_INSTRUCTION_: Find the lines that contain the word "VERTICAL" and copy each one.
= = =
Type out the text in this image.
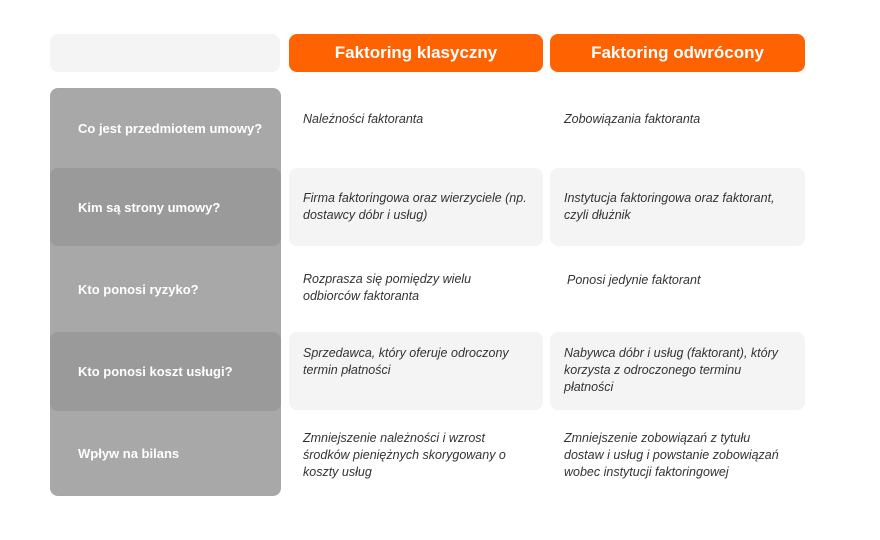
Faktoring klasyczny	Faktoring odwrócony
Co jest przedmiotem umowy?
Kim są strony umowy?
Kto ponosi ryzyko?
Kto ponosi koszt usługi?
Wpływ na bilans
Należności faktoranta	Zobowiązania faktoranta
Firma faktoringowa oraz wierzyciele (np. dostawcy dóbr i usług)
Instytucja faktoringowa oraz faktorant, czyli dłużnik
Rozprasza się pomiędzy wielu odbiorców faktoranta
Ponosi jedynie faktorant
Sprzedawca, który oferuje odroczony termin płatności
Nabywca dóbr i usług (faktorant), który korzysta z odroczonego terminu płatności
Zmniejszenie należności i wzrost środków pieniężnych skorygowany o koszty usług
Zmniejszenie zobowiązań z tytułu dostaw i usług i powstanie zobowiązań wobec instytucji faktoringowej
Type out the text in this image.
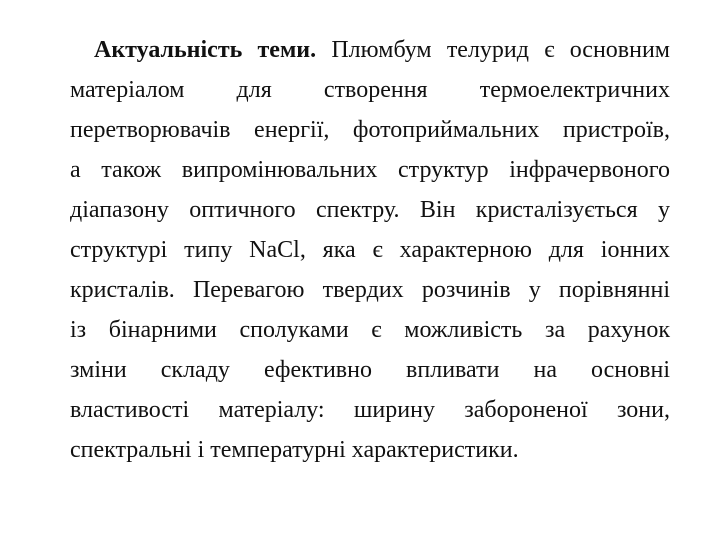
Актуальність теми. Плюмбум телурид є основним
матеріалом для створення термоелектричних
перетворювачів енергії, фотоприймальних пристроїв,
а також випромінювальних структур інфрачервоного
діапазону оптичного спектру. Він кристалізується у
структурі типу NaCl, яка є характерною для іонних
кристалів. Перевагою твердих розчинів у порівнянні
із бінарними сполуками є можливість за рахунок
зміни складу ефективно впливати на основні
властивості матеріалу: ширину забороненої зони,
спектральні і температурні характеристики.
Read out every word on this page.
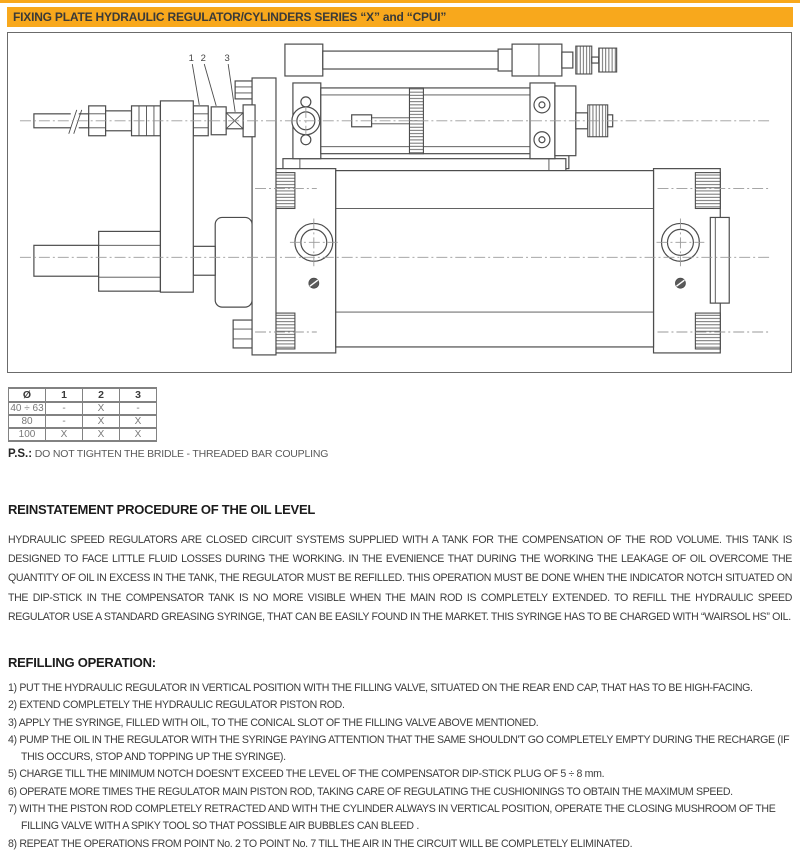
FIXING PLATE HYDRAULIC REGULATOR/CYLINDERS SERIES “X” and “CPUI”
1 2 3
Ø	1	2	3
40 ÷ 63	-	X	-
80	-	X	X
100	X	X	X
P.S.: DO NOT TIGHTEN THE BRIDLE - THREADED BAR COUPLING
REINSTATEMENT PROCEDURE OF THE OIL LEVEL
HYDRAULIC SPEED REGULATORS ARE CLOSED CIRCUIT SYSTEMS SUPPLIED WITH A TANK FOR THE COMPENSATION OF THE ROD VOLUME. THIS TANK IS DESIGNED TO FACE LITTLE FLUID LOSSES DURING THE WORKING. IN THE EVENIENCE THAT DURING THE WORKING THE LEAKAGE OF OIL OVERCOME THE QUANTITY OF OIL IN EXCESS IN THE TANK, THE REGULATOR MUST BE REFILLED. THIS OPERATION MUST BE DONE WHEN THE INDICATOR NOTCH SITUATED ON THE DIP-STICK IN THE COMPENSATOR TANK IS NO MORE VISIBLE WHEN THE MAIN ROD IS COMPLETELY EXTENDED. TO REFILL THE HYDRAULIC SPEED REGULATOR USE A STANDARD GREASING SYRINGE, THAT CAN BE EASILY FOUND IN THE MARKET. THIS SYRINGE HAS TO BE CHARGED WITH “WAIRSOL HS” OIL.
REFILLING OPERATION:
1) PUT THE HYDRAULIC REGULATOR IN VERTICAL POSITION WITH THE FILLING VALVE, SITUATED ON THE REAR END CAP, THAT HAS TO BE HIGH-FACING.
2) EXTEND COMPLETELY THE HYDRAULIC REGULATOR PISTON ROD.
3) APPLY THE SYRINGE, FILLED WITH OIL, TO THE CONICAL SLOT OF THE FILLING VALVE ABOVE MENTIONED.
4) PUMP THE OIL IN THE REGULATOR WITH THE SYRINGE PAYING ATTENTION THAT THE SAME SHOULDN'T GO COMPLETELY EMPTY DURING THE RECHARGE (IF THIS OCCURS, STOP AND TOPPING UP THE SYRINGE).
5) CHARGE TILL THE MINIMUM NOTCH DOESN'T EXCEED THE LEVEL OF THE COMPENSATOR DIP-STICK PLUG OF 5 ÷ 8 mm.
6) OPERATE MORE TIMES THE REGULATOR MAIN PISTON ROD, TAKING CARE OF REGULATING THE CUSHIONINGS TO OBTAIN THE MAXIMUM SPEED.
7) WITH THE PISTON ROD COMPLETELY RETRACTED AND WITH THE CYLINDER ALWAYS IN VERTICAL POSITION, OPERATE THE CLOSING MUSHROOM OF THE FILLING VALVE WITH A SPIKY TOOL SO THAT POSSIBLE AIR BUBBLES CAN BLEED .
8) REPEAT THE OPERATIONS FROM POINT No. 2 TO POINT No. 7 TILL THE AIR IN THE CIRCUIT WILL BE COMPLETELY ELIMINATED.
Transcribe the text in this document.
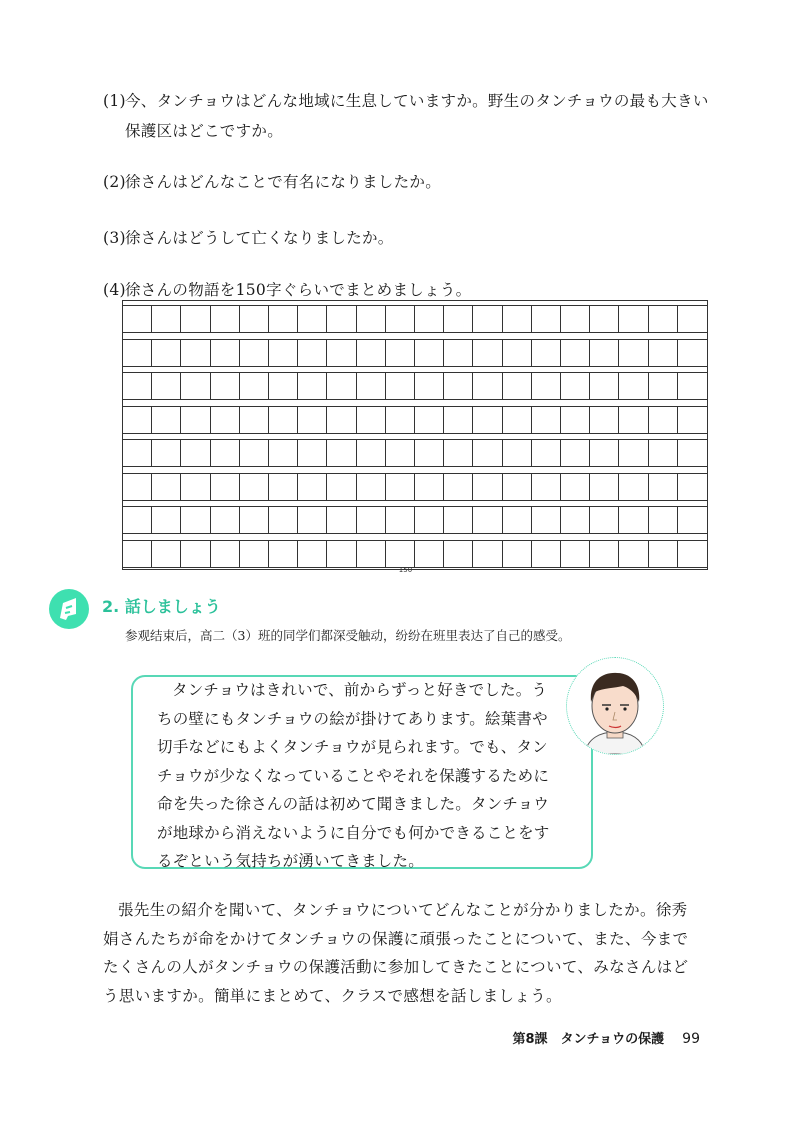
(1)今、タンチョウはどんな地域に生息していますか。野生のタンチョウの最も大きい
保護区はどこですか。
(2)徐さんはどんなことで有名になりましたか。
(3)徐さんはどうして亡くなりましたか。
(4)徐さんの物語を150字ぐらいでまとめましょう。
150
2. 話しましょう
参观结束后，高二（3）班的同学们都深受触动，纷纷在班里表达了自己的感受。
タンチョウはきれいで、前からずっと好きでした。う
ちの壁にもタンチョウの絵が掛けてあります。絵葉書や
切手などにもよくタンチョウが見られます。でも、タン
チョウが少なくなっていることやそれを保護するために
命を失った徐さんの話は初めて聞きました。タンチョウ
が地球から消えないように自分でも何かできることをす
るぞという気持ちが湧いてきました。
張先生の紹介を聞いて、タンチョウについてどんなことが分かりましたか。徐秀
娟さんたちが命をかけてタンチョウの保護に頑張ったことについて、また、今まで
たくさんの人がタンチョウの保護活動に参加してきたことについて、みなさんはど
う思いますか。簡単にまとめて、クラスで感想を話しましょう。
第8課　タンチョウの保護 99
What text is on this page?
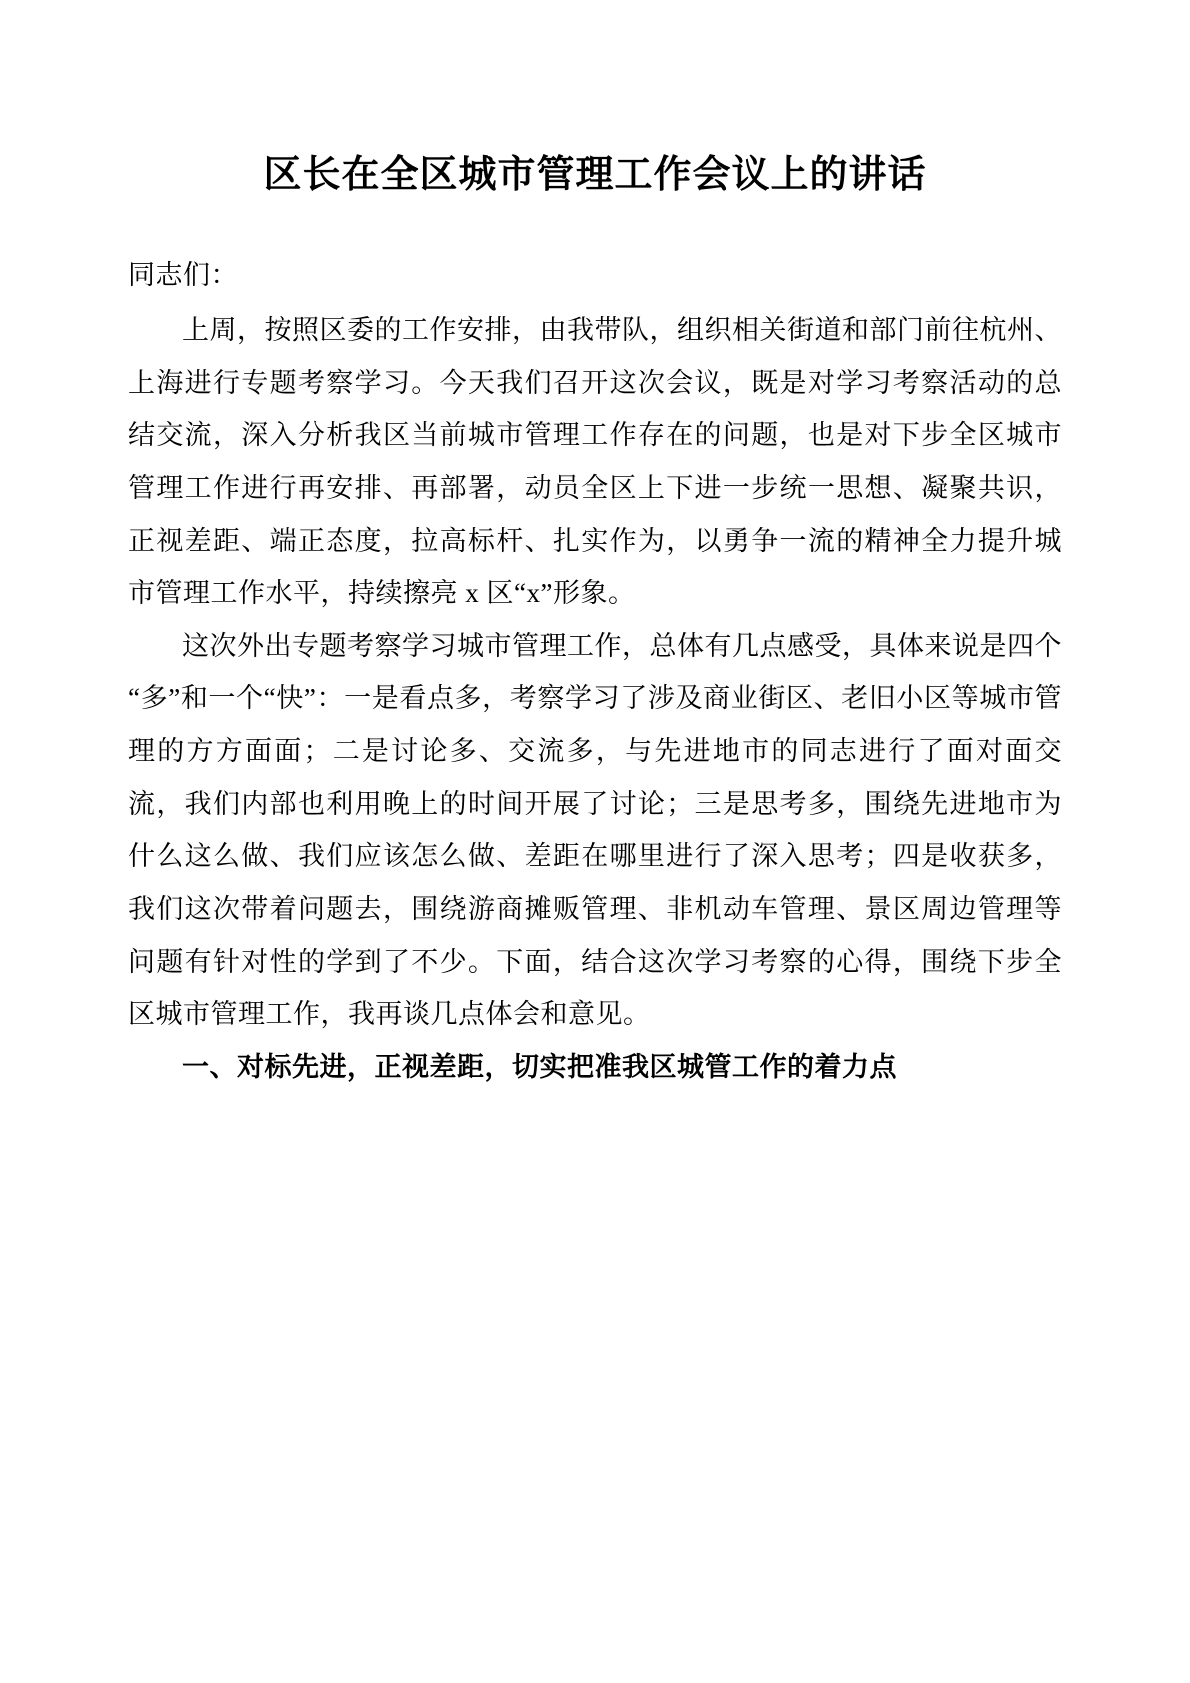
区长在全区城市管理工作会议上的讲话

同志们：

上周，按照区委的工作安排，由我带队，组织相关街道和部门前往杭州、上海进行专题考察学习。今天我们召开这次会议，既是对学习考察活动的总结交流，深入分析我区当前城市管理工作存在的问题，也是对下步全区城市管理工作进行再安排、再部署，动员全区上下进一步统一思想、凝聚共识，正视差距、端正态度，拉高标杆、扎实作为，以勇争一流的精神全力提升城市管理工作水平，持续擦亮 x 区“x”形象。

这次外出专题考察学习城市管理工作，总体有几点感受，具体来说是四个“多”和一个“快”：一是看点多，考察学习了涉及商业街区、老旧小区等城市管理的方方面面；二是讨论多、交流多，与先进地市的同志进行了面对面交流，我们内部也利用晚上的时间开展了讨论；三是思考多，围绕先进地市为什么这么做、我们应该怎么做、差距在哪里进行了深入思考；四是收获多，我们这次带着问题去，围绕游商摊贩管理、非机动车管理、景区周边管理等问题有针对性的学到了不少。下面，结合这次学习考察的心得，围绕下步全区城市管理工作，我再谈几点体会和意见。

一、对标先进，正视差距，切实把准我区城管工作的着力点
= = =
_PROBLEM SOLUTION_:
1) PUT THE HYDRAULIC REGULATOR IN VERTICAL POSITION WITH THE FILLING VALVE, SITUATED ON THE REAR END CAP, THAT HAS TO BE HIGH-FACING.
7) WITH THE PISTON ROD COMPLETELY RETRACTED AND WITH THE CYLINDER ALWAYS IN VERTICAL POSITION, OPERATE THE CLOSING MUSHROOM OF THE FILLING VALVE WITH A SPIKY TOOL SO THAT POSSIBLE AIR BUBBLES CAN BLEED .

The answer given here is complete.